WHAT THE TASK ASKS
Write out the material exactly, with the pictures left out.

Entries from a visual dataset
+--
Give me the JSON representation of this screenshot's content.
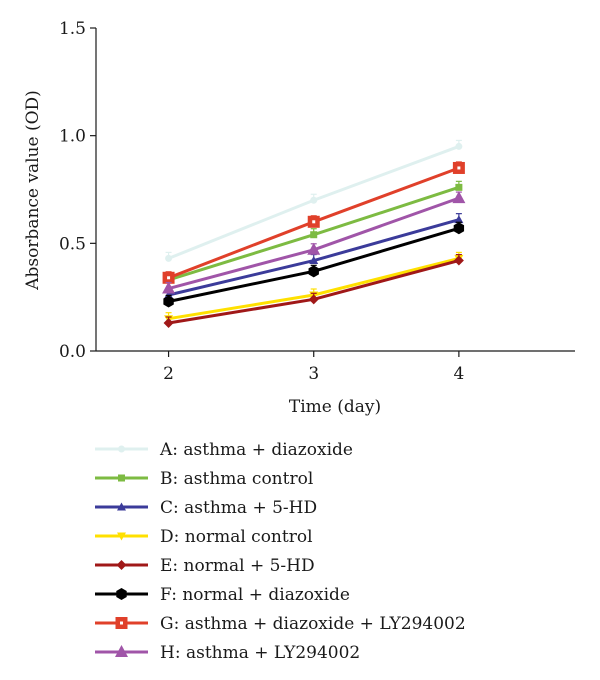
{
  "chart_data": {
    "type": "line",
    "xlabel": "Time (day)",
    "ylabel": "Absorbance value (OD)",
    "x": [
      2,
      3,
      4
    ],
    "xticks": [
      "2",
      "3",
      "4"
    ],
    "xlim": [
      1.5,
      4.8
    ],
    "ylim": [
      0.0,
      1.5
    ],
    "yticks": [
      "0.0",
      "0.5",
      "1.0",
      "1.5"
    ],
    "grid": false,
    "legend_position": "bottom",
    "series": [
      {
        "name": "A: asthma + diazoxide",
        "color": "#dff0ef",
        "marker": "circle-small",
        "values": [
          0.43,
          0.7,
          0.95
        ]
      },
      {
        "name": "B: asthma control",
        "color": "#7dbb42",
        "marker": "square-small",
        "values": [
          0.33,
          0.54,
          0.76
        ]
      },
      {
        "name": "C: asthma + 5-HD",
        "color": "#3b3b9a",
        "marker": "triangle-small",
        "values": [
          0.26,
          0.42,
          0.61
        ]
      },
      {
        "name": "D: normal control",
        "color": "#ffe000",
        "marker": "triangle-down-small",
        "values": [
          0.15,
          0.26,
          0.43
        ]
      },
      {
        "name": "E: normal + 5-HD",
        "color": "#a01818",
        "marker": "diamond",
        "values": [
          0.13,
          0.24,
          0.42
        ]
      },
      {
        "name": "F: normal + diazoxide",
        "color": "#000000",
        "marker": "hexagon",
        "values": [
          0.23,
          0.37,
          0.57
        ]
      },
      {
        "name": "G: asthma + diazoxide + LY294002",
        "color": "#e0402a",
        "marker": "square-dot",
        "values": [
          0.34,
          0.6,
          0.85
        ]
      },
      {
        "name": "H: asthma + LY294002",
        "color": "#a055a8",
        "marker": "triangle",
        "values": [
          0.29,
          0.47,
          0.71
        ]
      }
    ]
  }
}
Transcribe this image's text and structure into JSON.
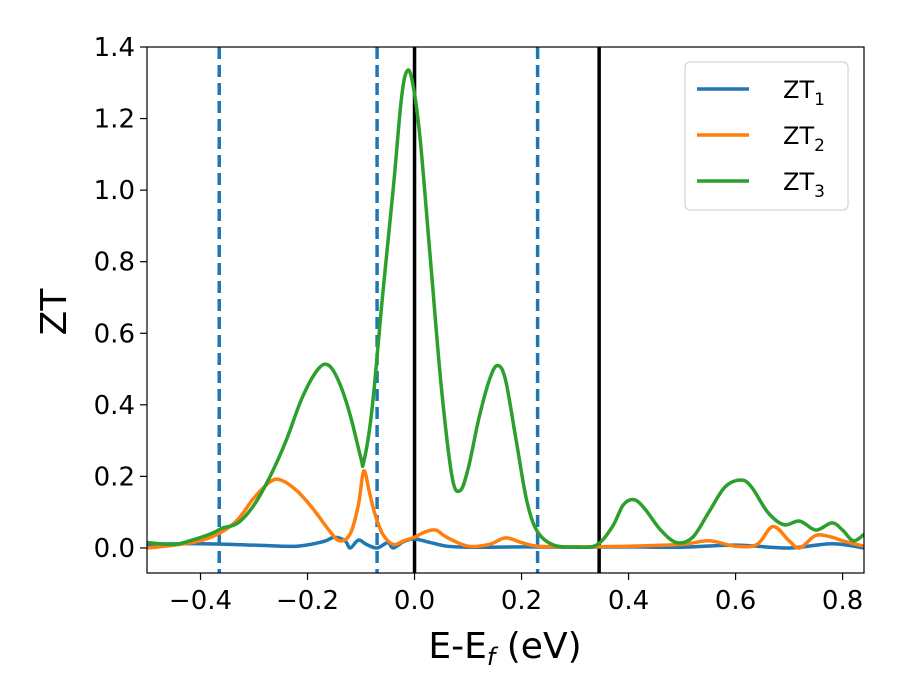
+--
TASK OUTPUT
Give me the JSON representation of this screenshot's content.
{
  "chart_data": {
    "type": "line",
    "xlabel": "Time (day)",
    "ylabel": "Absorbance value (OD)",
    "x": [
      2,
      3,
      4
    ],
    "xticks": [
      "2",
      "3",
      "4"
    ],
    "xlim": [
      1.5,
      4.8
    ],
    "ylim": [
      0.0,
      1.5
    ],
    "yticks": [
      "0.0",
      "0.5",
      "1.0",
      "1.5"
    ],
    "grid": false,
    "legend_position": "bottom",
    "series": [
      {
        "name": "A: asthma + diazoxide",
        "color": "#dff0ef",
        "marker": "circle-small",
        "values": [
          0.43,
          0.7,
          0.95
        ]
      },
      {
        "name": "B: asthma control",
        "color": "#7dbb42",
        "marker": "square-small",
        "values": [
          0.33,
          0.54,
          0.76
        ]
      },
      {
        "name": "C: asthma + 5-HD",
        "color": "#3b3b9a",
        "marker": "triangle-small",
        "values": [
          0.26,
          0.42,
          0.61
        ]
      },
      {
        "name": "D: normal control",
        "color": "#ffe000",
        "marker": "triangle-down-small",
        "values": [
          0.15,
          0.26,
          0.43
        ]
      },
      {
        "name": "E: normal + 5-HD",
        "color": "#a01818",
        "marker": "diamond",
        "values": [
          0.13,
          0.24,
          0.42
        ]
      },
      {
        "name": "F: normal + diazoxide",
        "color": "#000000",
        "marker": "hexagon",
        "values": [
          0.23,
          0.37,
          0.57
        ]
      },
      {
        "name": "G: asthma + diazoxide + LY294002",
        "color": "#e0402a",
        "marker": "square-dot",
        "values": [
          0.34,
          0.6,
          0.85
        ]
      },
      {
        "name": "H: asthma + LY294002",
        "color": "#a055a8",
        "marker": "triangle",
        "values": [
          0.29,
          0.47,
          0.71
        ]
      }
    ]
  }
}
Transcribe this image's text and structure into JSON.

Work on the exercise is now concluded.